Output the records. Match them exactly.

* _Records for this exercise_:
++++++

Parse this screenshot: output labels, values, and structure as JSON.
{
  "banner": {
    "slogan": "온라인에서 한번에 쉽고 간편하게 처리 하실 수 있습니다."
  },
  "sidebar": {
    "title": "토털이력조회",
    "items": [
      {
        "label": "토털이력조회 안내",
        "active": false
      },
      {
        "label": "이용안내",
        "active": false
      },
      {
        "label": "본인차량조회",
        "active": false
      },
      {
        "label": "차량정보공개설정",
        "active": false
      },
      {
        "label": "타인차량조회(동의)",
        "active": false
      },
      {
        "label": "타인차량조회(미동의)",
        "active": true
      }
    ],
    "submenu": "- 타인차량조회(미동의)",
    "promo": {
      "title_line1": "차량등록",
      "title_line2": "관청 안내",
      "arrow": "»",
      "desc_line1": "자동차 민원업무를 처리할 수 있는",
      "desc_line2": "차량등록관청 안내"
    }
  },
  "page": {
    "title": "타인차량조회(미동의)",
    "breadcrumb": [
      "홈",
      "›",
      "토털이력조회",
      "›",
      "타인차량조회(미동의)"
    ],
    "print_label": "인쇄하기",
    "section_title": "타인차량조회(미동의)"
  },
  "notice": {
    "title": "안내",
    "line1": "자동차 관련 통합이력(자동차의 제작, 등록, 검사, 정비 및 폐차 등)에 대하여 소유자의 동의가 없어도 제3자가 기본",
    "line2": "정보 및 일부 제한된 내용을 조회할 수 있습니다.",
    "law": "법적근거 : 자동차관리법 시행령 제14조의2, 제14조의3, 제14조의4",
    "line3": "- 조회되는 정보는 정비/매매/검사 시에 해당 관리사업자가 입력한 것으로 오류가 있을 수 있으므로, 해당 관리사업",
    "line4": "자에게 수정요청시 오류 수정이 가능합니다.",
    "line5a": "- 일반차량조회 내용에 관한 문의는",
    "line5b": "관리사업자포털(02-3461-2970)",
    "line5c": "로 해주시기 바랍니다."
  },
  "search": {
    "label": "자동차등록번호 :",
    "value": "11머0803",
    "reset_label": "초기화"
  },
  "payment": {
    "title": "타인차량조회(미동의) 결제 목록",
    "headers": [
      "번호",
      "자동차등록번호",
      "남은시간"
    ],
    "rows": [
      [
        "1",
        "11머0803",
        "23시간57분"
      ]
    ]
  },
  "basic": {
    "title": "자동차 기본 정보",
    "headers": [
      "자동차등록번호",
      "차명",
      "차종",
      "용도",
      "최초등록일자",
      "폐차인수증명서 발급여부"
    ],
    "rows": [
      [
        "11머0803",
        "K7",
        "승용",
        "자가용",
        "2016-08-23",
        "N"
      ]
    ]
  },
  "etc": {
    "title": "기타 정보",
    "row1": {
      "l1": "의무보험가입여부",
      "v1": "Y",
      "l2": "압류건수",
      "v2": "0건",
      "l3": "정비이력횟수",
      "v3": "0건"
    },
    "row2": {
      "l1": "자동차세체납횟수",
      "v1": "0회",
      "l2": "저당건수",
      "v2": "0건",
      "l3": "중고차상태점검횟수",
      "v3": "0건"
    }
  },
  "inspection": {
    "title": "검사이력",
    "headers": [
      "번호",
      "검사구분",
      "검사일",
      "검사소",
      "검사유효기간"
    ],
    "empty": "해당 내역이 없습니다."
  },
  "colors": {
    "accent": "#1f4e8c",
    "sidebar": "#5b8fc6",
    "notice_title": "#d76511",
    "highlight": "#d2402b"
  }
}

++++++

* _Solved problem_:
Parse this screenshot: output labels, values, and structure as JSON.
{
  "banner": {
    "slogan": "온라인에서 한번에 쉽고 간편하게 처리 하실 수 있습니다."
  },
  "sidebar": {
    "title": "토털이력조회",
    "items": [
      {
        "label": "토털이력조회 안내",
        "active": false
      },
      {
        "label": "이용안내",
        "active": false
      },
      {
        "label": "본인차량조회",
        "active": false
      },
      {
        "label": "차량정보공개설정",
        "active": false
      },
      {
        "label": "타인차량조회(동의)",
        "active": false
      },
      {
        "label": "타인차량조회(미동의)",
        "active": true
      }
    ],
    "submenu": "- 타인차량조회(미동의)",
    "promo": {
      "title_line1": "차량등록",
      "title_line2": "관청 안내",
      "arrow": "»",
      "desc_line1": "자동차 민원업무를 처리할 수 있는",
      "desc_line2": "차량등록관청 안내"
    }
  },
  "page": {
    "title": "타인차량조회(미동의)",
    "breadcrumb": [
      "홈",
      "›",
      "토털이력조회",
      "›",
      "타인차량조회(미동의)"
    ],
    "print_label": "인쇄하기",
    "section_title": "타인차량조회(미동의)"
  },
  "notice": {
    "title": "안내",
    "line1": "자동차 관련 통합이력(자동차의 제작, 등록, 검사, 정비 및 폐차 등)에 대하여 소유자의 동의가 없어도 제3자가 기본",
    "line2": "정보 및 일부 제한된 내용을 조회할 수 있습니다.",
    "law": "법적근거 : 자동차관리법 시행령 제14조의2, 제14조의3, 제14조의4",
    "line3": "- 조회되는 정보는 정비/매매/검사 시에 해당 관리사업자가 입력한 것으로 오류가 있을 수 있으므로, 해당 관리사업",
    "line4": "자에게 수정요청시 오류 수정이 가능합니다.",
    "line5a": "- 일반차량조회 내용에 관한 문의는",
    "line5b": "관리사업자포털(02-3461-2970)",
    "line5c": "로 해주시기 바랍니다."
  },
  "search": {
    "label": "자동차등록번호 :",
    "value": "11머0803",
    "reset_label": "초기화"
  },
  "payment": {
    "title": "타인차량조회(미동의) 결제 목록",
    "headers": [
      "번호",
      "자동차등록번호",
      "남은시간"
    ],
    "rows": [
      [
        "1",
        "11머0803",
        "23시간57분"
      ]
    ]
  },
  "basic": {
    "title": "자동차 기본 정보",
    "headers": [
      "자동차등록번호",
      "차명",
      "차종",
      "용도",
      "최초등록일자",
      "폐차인수증명서 발급여부"
    ],
    "rows": [
      [
        "11머0803",
        "K7",
        "승용",
        "자가용",
        "2016-08-23",
        "N"
      ]
    ]
  },
  "etc": {
    "title": "기타 정보",
    "row1": {
      "l1": "의무보험가입여부",
      "v1": "Y",
      "l2": "압류건수",
      "v2": "0건",
      "l3": "정비이력횟수",
      "v3": "0건"
    },
    "row2": {
      "l1": "자동차세체납횟수",
      "v1": "0회",
      "l2": "저당건수",
      "v2": "0건",
      "l3": "중고차상태점검횟수",
      "v3": "0건"
    }
  },
  "inspection": {
    "title": "검사이력",
    "headers": [
      "번호",
      "검사구분",
      "검사일",
      "검사소",
      "검사유효기간"
    ],
    "empty": "해당 내역이 없습니다."
  },
  "colors": {
    "accent": "#1f4e8c",
    "sidebar": "#5b8fc6",
    "notice_title": "#d76511",
    "highlight": "#d2402b"
  }
}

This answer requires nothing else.